>>>>>

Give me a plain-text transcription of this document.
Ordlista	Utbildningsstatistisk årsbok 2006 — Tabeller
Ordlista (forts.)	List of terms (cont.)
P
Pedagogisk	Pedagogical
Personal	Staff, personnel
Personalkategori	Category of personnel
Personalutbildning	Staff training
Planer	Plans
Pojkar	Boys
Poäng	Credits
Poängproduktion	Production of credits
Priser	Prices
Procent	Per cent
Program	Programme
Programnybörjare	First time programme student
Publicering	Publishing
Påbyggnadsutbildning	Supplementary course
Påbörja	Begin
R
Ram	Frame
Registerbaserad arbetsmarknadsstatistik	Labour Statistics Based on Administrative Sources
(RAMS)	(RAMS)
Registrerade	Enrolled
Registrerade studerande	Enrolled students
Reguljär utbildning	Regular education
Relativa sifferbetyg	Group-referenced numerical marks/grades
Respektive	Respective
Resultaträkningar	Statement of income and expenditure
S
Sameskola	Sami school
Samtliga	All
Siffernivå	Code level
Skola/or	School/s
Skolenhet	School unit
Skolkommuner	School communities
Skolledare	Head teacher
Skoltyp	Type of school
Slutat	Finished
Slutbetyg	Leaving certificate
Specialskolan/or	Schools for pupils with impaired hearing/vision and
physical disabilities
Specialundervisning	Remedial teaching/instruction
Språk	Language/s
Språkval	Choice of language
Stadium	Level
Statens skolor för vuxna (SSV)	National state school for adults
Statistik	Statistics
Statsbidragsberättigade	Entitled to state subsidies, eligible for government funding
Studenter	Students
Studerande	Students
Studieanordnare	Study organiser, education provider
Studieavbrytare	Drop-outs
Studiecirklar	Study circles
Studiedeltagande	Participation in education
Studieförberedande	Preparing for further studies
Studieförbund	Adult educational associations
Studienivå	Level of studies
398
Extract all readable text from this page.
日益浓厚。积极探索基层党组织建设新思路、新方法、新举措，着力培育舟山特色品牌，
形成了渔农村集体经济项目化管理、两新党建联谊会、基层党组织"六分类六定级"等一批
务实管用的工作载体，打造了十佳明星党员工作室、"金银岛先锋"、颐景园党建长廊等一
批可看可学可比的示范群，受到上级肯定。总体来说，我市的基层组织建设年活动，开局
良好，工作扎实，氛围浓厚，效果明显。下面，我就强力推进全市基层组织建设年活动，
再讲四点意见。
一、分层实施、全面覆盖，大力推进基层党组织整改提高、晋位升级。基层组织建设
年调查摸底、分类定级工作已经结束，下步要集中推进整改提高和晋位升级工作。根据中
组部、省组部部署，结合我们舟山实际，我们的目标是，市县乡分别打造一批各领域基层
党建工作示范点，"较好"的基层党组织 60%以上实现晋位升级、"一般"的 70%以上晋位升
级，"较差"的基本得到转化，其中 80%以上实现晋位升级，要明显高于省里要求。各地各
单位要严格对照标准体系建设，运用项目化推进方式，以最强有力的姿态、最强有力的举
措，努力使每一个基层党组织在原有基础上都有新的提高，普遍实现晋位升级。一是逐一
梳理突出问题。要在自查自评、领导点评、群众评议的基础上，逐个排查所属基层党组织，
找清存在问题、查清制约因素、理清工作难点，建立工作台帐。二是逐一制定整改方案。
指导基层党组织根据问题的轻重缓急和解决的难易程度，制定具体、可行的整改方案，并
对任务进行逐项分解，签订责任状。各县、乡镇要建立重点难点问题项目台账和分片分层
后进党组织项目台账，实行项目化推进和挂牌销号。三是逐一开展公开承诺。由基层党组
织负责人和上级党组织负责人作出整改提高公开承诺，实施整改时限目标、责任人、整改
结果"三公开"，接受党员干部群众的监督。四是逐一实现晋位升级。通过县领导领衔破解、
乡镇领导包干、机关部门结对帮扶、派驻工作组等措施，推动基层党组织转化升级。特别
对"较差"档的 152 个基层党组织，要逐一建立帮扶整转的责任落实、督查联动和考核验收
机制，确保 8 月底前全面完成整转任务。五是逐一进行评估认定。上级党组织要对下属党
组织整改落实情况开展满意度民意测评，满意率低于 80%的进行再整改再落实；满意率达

<<<<<

WHAT YOU HAVE TO DO
Would you reproduce all the entries exactly?

RESULT OF THE EXERCISE
Give me a plain-text transcription of this document.
Ordlista	Utbildningsstatistisk årsbok 2006 — Tabeller
Ordlista (forts.)	List of terms (cont.)
P
Pedagogisk	Pedagogical
Personal	Staff, personnel
Personalkategori	Category of personnel
Personalutbildning	Staff training
Planer	Plans
Pojkar	Boys
Poäng	Credits
Poängproduktion	Production of credits
Priser	Prices
Procent	Per cent
Program	Programme
Programnybörjare	First time programme student
Publicering	Publishing
Påbyggnadsutbildning	Supplementary course
Påbörja	Begin
R
Ram	Frame
Registerbaserad arbetsmarknadsstatistik	Labour Statistics Based on Administrative Sources
(RAMS)	(RAMS)
Registrerade	Enrolled
Registrerade studerande	Enrolled students
Reguljär utbildning	Regular education
Relativa sifferbetyg	Group-referenced numerical marks/grades
Respektive	Respective
Resultaträkningar	Statement of income and expenditure
S
Sameskola	Sami school
Samtliga	All
Siffernivå	Code level
Skola/or	School/s
Skolenhet	School unit
Skolkommuner	School communities
Skolledare	Head teacher
Skoltyp	Type of school
Slutat	Finished
Slutbetyg	Leaving certificate
Specialskolan/or	Schools for pupils with impaired hearing/vision and
physical disabilities
Specialundervisning	Remedial teaching/instruction
Språk	Language/s
Språkval	Choice of language
Stadium	Level
Statens skolor för vuxna (SSV)	National state school for adults
Statistik	Statistics
Statsbidragsberättigade	Entitled to state subsidies, eligible for government funding
Studenter	Students
Studerande	Students
Studieanordnare	Study organiser, education provider
Studieavbrytare	Drop-outs
Studiecirklar	Study circles
Studiedeltagande	Participation in education
Studieförberedande	Preparing for further studies
Studieförbund	Adult educational associations
Studienivå	Level of studies
398
Extract all readable text from this page.
日益浓厚。积极探索基层党组织建设新思路、新方法、新举措，着力培育舟山特色品牌，
形成了渔农村集体经济项目化管理、两新党建联谊会、基层党组织"六分类六定级"等一批
务实管用的工作载体，打造了十佳明星党员工作室、"金银岛先锋"、颐景园党建长廊等一
批可看可学可比的示范群，受到上级肯定。总体来说，我市的基层组织建设年活动，开局
良好，工作扎实，氛围浓厚，效果明显。下面，我就强力推进全市基层组织建设年活动，
再讲四点意见。
一、分层实施、全面覆盖，大力推进基层党组织整改提高、晋位升级。基层组织建设
年调查摸底、分类定级工作已经结束，下步要集中推进整改提高和晋位升级工作。根据中
组部、省组部部署，结合我们舟山实际，我们的目标是，市县乡分别打造一批各领域基层
党建工作示范点，"较好"的基层党组织 60%以上实现晋位升级、"一般"的 70%以上晋位升
级，"较差"的基本得到转化，其中 80%以上实现晋位升级，要明显高于省里要求。各地各
单位要严格对照标准体系建设，运用项目化推进方式，以最强有力的姿态、最强有力的举
措，努力使每一个基层党组织在原有基础上都有新的提高，普遍实现晋位升级。一是逐一
梳理突出问题。要在自查自评、领导点评、群众评议的基础上，逐个排查所属基层党组织，
找清存在问题、查清制约因素、理清工作难点，建立工作台帐。二是逐一制定整改方案。
指导基层党组织根据问题的轻重缓急和解决的难易程度，制定具体、可行的整改方案，并
对任务进行逐项分解，签订责任状。各县、乡镇要建立重点难点问题项目台账和分片分层
后进党组织项目台账，实行项目化推进和挂牌销号。三是逐一开展公开承诺。由基层党组
织负责人和上级党组织负责人作出整改提高公开承诺，实施整改时限目标、责任人、整改
结果"三公开"，接受党员干部群众的监督。四是逐一实现晋位升级。通过县领导领衔破解、
乡镇领导包干、机关部门结对帮扶、派驻工作组等措施，推动基层党组织转化升级。特别
对"较差"档的 152 个基层党组织，要逐一建立帮扶整转的责任落实、督查联动和考核验收
机制，确保 8 月底前全面完成整转任务。五是逐一进行评估认定。上级党组织要对下属党
组织整改落实情况开展满意度民意测评，满意率低于 80%的进行再整改再落实；满意率达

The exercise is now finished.